* Data for this exercise *
_ _ _

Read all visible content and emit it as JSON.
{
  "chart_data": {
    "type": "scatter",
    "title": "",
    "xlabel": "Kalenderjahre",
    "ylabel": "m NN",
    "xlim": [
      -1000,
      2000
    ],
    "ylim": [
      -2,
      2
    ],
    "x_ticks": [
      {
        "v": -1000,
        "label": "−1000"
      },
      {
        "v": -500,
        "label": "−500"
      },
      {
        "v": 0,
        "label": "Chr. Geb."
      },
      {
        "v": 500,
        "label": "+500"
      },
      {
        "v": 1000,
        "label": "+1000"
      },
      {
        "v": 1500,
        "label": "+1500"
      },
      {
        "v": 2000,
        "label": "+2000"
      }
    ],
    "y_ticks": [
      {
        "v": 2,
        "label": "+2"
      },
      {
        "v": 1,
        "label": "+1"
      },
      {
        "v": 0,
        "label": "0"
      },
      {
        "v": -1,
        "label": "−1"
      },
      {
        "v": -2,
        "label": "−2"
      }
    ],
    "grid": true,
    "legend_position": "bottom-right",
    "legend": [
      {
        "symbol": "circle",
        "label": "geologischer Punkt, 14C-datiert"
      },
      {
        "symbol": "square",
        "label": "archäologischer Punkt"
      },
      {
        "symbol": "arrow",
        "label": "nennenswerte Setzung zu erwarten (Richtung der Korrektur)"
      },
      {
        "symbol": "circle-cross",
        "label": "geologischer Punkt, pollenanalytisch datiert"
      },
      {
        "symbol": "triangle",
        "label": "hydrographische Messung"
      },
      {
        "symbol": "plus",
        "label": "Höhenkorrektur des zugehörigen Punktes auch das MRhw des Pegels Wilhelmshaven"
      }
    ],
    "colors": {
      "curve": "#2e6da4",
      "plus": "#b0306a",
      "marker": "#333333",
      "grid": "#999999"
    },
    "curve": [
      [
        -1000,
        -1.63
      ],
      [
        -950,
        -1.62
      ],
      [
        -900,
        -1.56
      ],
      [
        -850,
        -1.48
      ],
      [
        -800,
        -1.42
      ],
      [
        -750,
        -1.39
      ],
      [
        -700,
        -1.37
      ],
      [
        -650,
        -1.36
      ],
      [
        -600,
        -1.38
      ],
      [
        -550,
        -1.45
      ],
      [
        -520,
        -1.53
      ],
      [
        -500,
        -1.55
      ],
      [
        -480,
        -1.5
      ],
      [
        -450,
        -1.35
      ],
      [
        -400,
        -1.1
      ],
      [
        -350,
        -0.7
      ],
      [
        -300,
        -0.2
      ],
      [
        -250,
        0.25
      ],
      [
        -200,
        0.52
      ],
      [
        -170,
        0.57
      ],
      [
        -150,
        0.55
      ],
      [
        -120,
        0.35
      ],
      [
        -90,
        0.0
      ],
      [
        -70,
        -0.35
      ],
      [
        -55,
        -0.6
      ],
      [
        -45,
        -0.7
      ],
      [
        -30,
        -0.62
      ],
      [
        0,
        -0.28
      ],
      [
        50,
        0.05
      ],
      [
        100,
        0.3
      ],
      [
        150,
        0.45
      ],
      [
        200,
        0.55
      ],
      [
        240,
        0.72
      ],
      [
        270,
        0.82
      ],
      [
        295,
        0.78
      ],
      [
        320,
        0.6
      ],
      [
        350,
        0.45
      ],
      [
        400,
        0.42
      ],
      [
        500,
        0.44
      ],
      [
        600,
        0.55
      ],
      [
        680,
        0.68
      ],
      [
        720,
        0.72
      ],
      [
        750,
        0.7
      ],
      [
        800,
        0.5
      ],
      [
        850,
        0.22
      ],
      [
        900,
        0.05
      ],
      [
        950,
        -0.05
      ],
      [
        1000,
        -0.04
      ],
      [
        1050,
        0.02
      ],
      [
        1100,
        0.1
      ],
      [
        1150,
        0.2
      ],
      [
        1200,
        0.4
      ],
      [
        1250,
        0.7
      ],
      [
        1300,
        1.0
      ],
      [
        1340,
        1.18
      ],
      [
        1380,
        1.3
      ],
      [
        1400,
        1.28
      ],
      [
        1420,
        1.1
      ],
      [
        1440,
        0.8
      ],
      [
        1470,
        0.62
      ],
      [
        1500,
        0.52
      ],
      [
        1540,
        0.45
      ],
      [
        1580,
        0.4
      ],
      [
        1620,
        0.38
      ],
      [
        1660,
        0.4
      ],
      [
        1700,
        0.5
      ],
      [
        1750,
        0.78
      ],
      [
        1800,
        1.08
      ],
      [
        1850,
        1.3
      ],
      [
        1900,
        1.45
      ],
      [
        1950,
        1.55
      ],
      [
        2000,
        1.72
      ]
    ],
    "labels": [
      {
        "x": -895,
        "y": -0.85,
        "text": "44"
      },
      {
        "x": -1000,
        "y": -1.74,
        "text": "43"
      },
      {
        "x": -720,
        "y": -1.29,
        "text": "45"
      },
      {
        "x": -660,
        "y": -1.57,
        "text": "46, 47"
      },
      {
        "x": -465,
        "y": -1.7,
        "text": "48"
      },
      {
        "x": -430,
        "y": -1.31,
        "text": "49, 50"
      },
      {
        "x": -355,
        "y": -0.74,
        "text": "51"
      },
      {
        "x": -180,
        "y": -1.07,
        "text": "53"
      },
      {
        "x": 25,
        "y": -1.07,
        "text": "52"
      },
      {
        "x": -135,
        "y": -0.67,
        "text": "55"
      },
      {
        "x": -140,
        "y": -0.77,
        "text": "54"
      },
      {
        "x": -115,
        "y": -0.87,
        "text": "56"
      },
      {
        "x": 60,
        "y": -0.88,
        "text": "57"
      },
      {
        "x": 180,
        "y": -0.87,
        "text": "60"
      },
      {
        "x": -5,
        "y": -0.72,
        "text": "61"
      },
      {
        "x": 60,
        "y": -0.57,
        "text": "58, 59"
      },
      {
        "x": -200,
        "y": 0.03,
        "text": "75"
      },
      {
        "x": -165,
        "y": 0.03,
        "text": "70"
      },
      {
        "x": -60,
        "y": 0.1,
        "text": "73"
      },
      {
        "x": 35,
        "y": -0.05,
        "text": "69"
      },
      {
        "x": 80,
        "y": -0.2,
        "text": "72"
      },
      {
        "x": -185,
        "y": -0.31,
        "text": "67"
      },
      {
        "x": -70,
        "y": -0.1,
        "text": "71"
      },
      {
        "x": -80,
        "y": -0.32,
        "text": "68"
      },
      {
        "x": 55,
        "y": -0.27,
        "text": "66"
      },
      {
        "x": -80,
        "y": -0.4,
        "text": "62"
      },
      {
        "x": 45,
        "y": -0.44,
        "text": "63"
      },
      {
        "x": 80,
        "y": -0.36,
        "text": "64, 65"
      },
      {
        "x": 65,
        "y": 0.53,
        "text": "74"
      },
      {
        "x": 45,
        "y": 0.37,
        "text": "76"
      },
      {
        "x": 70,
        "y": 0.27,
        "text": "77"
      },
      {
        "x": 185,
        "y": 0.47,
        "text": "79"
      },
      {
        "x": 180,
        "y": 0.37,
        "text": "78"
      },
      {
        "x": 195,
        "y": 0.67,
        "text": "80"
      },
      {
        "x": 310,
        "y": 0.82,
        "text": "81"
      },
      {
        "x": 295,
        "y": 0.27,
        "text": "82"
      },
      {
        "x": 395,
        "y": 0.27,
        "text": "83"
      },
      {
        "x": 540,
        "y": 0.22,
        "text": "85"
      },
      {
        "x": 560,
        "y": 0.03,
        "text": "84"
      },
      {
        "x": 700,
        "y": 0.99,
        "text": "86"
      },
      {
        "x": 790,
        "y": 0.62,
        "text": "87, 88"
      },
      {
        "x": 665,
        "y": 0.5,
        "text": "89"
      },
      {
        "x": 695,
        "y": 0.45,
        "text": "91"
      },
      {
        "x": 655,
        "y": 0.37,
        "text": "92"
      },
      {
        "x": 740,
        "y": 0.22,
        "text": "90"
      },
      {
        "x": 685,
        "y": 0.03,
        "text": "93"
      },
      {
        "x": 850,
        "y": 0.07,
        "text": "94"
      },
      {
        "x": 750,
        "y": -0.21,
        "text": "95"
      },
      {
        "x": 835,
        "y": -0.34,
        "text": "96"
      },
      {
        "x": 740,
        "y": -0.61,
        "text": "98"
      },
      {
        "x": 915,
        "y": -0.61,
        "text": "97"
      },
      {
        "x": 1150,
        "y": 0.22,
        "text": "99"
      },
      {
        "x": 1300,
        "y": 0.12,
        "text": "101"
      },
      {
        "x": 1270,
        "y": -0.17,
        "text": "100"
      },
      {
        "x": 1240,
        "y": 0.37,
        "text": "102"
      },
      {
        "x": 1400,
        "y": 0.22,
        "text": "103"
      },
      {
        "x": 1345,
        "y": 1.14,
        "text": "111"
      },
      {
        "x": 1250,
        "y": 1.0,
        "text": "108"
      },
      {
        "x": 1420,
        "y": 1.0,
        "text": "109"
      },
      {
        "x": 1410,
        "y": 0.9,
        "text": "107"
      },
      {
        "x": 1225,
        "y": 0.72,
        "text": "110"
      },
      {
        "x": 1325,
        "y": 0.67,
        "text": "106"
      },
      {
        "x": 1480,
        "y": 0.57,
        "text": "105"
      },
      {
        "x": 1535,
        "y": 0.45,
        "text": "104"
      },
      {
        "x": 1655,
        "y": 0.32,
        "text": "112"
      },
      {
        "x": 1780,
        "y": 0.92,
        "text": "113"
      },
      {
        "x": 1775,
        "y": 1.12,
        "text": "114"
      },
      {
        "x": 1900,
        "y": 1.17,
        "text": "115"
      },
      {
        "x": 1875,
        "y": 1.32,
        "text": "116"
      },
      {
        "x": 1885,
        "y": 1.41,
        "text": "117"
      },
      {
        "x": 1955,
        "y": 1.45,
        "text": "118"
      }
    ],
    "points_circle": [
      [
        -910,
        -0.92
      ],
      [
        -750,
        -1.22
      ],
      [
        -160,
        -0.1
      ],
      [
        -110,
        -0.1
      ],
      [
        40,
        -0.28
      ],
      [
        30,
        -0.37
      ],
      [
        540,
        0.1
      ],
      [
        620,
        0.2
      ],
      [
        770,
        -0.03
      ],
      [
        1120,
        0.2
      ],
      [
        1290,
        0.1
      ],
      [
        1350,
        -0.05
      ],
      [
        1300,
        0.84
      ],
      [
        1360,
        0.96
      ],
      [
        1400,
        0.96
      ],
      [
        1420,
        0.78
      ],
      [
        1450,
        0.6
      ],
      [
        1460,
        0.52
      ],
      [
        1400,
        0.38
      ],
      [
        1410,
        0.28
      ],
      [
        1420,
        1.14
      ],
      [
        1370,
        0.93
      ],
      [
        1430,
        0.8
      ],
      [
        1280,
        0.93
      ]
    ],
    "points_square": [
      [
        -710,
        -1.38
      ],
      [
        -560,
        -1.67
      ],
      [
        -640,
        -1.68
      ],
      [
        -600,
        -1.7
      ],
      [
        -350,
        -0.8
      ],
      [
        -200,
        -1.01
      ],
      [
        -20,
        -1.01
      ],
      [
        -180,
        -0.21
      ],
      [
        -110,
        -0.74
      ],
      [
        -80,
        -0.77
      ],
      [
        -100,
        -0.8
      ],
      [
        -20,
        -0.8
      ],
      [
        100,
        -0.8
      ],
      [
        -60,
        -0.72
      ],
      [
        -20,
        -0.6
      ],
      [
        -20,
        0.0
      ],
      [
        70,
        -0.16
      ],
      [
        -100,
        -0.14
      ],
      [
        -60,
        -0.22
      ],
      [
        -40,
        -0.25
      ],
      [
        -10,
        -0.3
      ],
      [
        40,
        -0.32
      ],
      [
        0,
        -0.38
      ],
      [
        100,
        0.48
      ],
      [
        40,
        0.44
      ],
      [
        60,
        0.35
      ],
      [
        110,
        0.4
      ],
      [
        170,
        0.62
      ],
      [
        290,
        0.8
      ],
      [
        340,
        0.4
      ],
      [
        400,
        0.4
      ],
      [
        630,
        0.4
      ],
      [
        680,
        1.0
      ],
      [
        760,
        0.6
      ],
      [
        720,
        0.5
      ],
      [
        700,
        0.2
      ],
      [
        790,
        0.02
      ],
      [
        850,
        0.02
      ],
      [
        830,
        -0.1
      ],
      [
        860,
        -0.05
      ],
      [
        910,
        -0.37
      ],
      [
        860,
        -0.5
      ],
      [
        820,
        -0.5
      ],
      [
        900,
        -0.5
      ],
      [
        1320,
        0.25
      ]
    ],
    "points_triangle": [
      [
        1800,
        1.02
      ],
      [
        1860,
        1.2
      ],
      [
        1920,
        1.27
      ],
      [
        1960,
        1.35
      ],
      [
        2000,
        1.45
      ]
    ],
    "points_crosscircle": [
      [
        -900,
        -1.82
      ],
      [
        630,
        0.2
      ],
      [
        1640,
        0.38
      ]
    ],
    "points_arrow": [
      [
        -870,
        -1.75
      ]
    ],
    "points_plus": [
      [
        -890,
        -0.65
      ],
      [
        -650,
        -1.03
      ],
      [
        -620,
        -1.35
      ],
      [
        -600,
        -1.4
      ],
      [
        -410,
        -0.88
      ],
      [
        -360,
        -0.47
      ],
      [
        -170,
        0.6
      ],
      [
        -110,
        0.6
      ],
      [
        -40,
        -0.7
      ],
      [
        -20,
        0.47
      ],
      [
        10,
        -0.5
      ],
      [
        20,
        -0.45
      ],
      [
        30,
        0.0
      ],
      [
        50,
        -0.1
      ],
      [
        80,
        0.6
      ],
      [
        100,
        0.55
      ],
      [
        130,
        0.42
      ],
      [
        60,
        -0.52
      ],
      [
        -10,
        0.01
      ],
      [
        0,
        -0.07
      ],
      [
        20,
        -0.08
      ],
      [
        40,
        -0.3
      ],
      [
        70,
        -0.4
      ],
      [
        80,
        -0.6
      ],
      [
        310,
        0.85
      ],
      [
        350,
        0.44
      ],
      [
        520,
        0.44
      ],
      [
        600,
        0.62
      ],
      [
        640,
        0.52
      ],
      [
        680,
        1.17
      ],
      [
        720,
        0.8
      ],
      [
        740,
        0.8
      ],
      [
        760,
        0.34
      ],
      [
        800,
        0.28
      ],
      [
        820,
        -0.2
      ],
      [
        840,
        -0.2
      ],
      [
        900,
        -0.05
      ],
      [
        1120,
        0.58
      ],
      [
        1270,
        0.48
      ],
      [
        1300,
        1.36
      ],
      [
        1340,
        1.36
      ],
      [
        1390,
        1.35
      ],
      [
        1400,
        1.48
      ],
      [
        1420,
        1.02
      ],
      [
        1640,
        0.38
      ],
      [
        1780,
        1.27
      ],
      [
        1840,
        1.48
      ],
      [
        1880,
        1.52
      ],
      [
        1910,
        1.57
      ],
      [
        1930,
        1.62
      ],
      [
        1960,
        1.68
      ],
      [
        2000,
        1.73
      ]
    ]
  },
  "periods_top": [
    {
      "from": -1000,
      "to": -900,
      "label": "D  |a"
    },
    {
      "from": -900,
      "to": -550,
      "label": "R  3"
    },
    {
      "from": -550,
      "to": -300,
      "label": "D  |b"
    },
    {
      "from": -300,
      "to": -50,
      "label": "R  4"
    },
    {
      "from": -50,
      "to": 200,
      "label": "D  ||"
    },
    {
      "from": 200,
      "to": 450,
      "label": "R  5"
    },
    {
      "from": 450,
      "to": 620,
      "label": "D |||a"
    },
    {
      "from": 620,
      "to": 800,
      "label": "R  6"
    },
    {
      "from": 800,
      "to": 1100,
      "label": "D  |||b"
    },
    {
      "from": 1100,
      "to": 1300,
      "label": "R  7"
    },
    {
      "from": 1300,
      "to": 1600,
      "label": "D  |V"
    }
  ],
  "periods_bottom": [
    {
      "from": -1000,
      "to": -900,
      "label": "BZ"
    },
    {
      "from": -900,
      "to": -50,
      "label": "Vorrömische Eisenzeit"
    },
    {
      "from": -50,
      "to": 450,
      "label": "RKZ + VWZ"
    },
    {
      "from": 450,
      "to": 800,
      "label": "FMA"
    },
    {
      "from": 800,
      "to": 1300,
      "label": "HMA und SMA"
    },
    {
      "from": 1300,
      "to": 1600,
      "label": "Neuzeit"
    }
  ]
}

_ _ _

* Written instruction *
Show each line in the entries that holds the string "geologischer".

* Written answer *
        "label": "geologischer Punkt, 14C-datiert"
        "label": "geologischer Punkt, pollenanalytisch datiert"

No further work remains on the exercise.